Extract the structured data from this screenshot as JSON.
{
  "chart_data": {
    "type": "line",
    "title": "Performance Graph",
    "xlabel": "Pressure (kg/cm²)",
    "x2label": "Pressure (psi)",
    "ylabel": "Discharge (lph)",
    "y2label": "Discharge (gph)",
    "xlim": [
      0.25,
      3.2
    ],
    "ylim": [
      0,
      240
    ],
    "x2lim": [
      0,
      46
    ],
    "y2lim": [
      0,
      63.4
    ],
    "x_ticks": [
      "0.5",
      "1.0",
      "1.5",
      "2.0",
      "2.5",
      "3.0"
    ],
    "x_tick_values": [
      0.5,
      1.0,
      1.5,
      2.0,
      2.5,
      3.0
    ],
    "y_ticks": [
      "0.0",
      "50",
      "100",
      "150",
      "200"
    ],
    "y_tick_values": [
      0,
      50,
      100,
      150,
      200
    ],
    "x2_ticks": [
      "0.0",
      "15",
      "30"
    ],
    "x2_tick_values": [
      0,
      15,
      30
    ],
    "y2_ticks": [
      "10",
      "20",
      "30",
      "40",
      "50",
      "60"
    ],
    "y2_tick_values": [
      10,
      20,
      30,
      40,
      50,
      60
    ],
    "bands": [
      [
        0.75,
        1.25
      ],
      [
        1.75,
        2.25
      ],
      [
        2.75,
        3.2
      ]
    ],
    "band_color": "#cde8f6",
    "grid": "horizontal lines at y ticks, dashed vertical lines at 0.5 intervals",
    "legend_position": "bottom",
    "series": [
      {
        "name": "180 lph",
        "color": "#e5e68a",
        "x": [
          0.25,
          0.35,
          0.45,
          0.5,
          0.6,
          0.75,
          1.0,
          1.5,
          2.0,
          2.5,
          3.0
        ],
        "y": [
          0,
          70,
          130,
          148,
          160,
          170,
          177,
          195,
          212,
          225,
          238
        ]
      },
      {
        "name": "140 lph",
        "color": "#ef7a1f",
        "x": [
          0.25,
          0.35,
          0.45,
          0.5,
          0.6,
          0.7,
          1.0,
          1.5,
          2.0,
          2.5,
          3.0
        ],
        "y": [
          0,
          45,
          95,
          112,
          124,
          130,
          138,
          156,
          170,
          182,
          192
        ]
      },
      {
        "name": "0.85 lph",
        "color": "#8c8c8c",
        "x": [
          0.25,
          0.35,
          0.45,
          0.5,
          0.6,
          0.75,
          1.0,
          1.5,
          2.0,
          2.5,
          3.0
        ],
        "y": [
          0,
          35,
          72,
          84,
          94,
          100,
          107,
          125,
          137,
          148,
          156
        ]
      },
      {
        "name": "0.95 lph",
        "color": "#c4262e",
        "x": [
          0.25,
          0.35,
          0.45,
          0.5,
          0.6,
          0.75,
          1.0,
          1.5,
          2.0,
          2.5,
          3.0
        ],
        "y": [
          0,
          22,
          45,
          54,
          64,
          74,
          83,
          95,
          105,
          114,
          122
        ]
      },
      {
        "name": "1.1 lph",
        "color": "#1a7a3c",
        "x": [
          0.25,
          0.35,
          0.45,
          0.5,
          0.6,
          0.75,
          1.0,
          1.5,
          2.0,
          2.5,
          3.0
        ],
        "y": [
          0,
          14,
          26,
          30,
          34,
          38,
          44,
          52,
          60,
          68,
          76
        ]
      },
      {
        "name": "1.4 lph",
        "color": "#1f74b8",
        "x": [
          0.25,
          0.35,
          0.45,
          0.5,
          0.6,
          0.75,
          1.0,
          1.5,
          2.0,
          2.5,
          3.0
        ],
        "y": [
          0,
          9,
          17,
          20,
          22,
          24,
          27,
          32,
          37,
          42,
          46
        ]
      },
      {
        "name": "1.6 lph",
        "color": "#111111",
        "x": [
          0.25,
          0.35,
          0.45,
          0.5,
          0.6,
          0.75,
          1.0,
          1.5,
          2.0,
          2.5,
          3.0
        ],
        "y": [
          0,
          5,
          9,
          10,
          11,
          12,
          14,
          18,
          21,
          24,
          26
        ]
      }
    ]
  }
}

**What you will do:**
From the data above, work out how many lines contain the string "Pressure" and reply with only the number.

**Answer to this exercise:**
2